__提示文__:
◆ ◆ ◆

このところ狭山丘陵一帯にやってきた武装集団の話を書いてきました。
その中には精勇隊のように正体のよく掴めない部隊もありますが、
仁義隊、振武軍のように旧幕側による新政府軍への抵抗勢力といった
類の部隊が多かったようです。
しかし、現実的には江戸城は開城され江戸は新政府軍の手中に落ちて
しまいました。
江戸から約50kmの距離にある東大和市域の村々に、新政府の影響は
どのように出ていたのでしょうか?
上野で彰義隊の戦争があった翌日の5月16日、江川代官所から
「領内の取締りを厳しくすることはもちろん、兵備を整え、賊徒が落ちて
きたときには速やかに討ち取るべし」という廻状が回ってきました。
さらに5月20日には、このような廻状が代官所から出されます。
「一、最近天皇の大権が復活し、政治にすべて打ち込み国内を平定して
万民の安堵を考えておられる。天領はもちろん私領に至るまで、全国
隅々まで速やかに朝廷の命令を戴き奉り、忠勤勉励すべきこと。

◆ ◆ ◆

__課題の目的__: 狭山丘陵の文章を、「しかし、現実的には江戸城は開城され江戸は新政府軍の手中に落ちて」で始まり「さらに5月20日には、このような廻状が代官所から出されます。」まで続く部分について、「廻状」を「通達」に置き換えて書き直してください。

◆ ◆ ◆

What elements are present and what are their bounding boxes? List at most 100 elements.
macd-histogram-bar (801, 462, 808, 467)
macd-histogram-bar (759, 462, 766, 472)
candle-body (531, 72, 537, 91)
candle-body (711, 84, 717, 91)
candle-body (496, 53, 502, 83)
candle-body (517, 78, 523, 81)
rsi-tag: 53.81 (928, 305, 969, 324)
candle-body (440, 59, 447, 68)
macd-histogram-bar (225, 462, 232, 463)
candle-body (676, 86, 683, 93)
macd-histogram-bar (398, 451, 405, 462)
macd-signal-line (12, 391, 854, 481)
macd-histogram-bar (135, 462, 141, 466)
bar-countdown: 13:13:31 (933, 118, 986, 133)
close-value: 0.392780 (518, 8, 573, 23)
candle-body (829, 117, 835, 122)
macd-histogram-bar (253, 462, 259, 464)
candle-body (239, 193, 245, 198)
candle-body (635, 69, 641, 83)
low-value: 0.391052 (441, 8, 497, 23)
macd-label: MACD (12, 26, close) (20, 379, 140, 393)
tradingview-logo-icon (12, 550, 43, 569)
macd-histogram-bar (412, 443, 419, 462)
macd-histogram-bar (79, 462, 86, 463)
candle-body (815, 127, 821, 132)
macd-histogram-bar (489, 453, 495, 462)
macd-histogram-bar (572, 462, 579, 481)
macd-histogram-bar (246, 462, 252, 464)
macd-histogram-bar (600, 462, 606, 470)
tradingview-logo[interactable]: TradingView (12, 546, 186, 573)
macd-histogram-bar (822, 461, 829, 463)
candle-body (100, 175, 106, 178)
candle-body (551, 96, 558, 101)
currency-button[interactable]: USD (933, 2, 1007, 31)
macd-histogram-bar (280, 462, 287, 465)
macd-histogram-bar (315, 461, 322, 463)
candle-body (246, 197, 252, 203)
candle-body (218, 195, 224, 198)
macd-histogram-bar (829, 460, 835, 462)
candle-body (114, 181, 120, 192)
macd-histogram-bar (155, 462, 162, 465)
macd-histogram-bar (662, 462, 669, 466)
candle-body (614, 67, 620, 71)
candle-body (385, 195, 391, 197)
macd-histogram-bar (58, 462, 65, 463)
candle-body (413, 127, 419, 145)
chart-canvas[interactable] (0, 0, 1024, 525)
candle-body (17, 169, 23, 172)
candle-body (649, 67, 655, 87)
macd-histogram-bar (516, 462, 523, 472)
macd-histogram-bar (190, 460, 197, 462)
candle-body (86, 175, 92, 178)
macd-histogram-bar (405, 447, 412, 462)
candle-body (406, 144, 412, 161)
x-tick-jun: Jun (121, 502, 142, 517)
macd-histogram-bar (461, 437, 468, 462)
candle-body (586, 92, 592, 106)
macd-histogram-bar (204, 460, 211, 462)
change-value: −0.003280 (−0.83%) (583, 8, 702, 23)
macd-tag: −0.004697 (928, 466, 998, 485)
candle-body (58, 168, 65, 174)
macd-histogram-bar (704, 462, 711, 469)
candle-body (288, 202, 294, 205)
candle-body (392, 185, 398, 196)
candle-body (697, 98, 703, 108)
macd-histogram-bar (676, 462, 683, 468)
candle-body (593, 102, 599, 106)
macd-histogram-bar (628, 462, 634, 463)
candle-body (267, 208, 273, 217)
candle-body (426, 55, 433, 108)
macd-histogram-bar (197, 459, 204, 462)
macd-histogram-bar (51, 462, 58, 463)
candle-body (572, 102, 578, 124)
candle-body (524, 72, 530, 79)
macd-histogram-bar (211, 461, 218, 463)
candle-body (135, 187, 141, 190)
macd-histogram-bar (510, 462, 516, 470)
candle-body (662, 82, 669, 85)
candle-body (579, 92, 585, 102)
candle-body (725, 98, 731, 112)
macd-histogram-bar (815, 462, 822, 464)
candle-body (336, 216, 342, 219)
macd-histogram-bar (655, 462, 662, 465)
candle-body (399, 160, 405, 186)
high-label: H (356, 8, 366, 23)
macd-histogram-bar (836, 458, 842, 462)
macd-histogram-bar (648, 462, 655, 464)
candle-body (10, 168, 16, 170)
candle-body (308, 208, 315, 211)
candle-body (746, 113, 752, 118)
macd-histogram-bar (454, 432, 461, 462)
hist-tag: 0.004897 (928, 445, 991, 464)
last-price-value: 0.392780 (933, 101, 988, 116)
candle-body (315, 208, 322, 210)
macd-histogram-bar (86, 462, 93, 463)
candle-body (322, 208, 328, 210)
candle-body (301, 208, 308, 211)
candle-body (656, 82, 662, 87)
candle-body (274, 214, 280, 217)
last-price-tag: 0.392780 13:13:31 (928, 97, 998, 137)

◆ ◆ ◆

__正しい解答__:
しかし、現実的には江戸城は開城され江戸は新政府軍の手中に落ちて
しまいました。
江戸から約50kmの距離にある東大和市域の村々に、新政府の影響は
どのように出ていたのでしょうか?
上野で彰義隊の戦争があった翌日の5月16日、江川代官所から
「領内の取締りを厳しくすることはもちろん、兵備を整え、賊徒が落ちて
きたときには速やかに討ち取るべし」という通達が回ってきました。
さらに5月20日には、このような通達が代官所から出されます。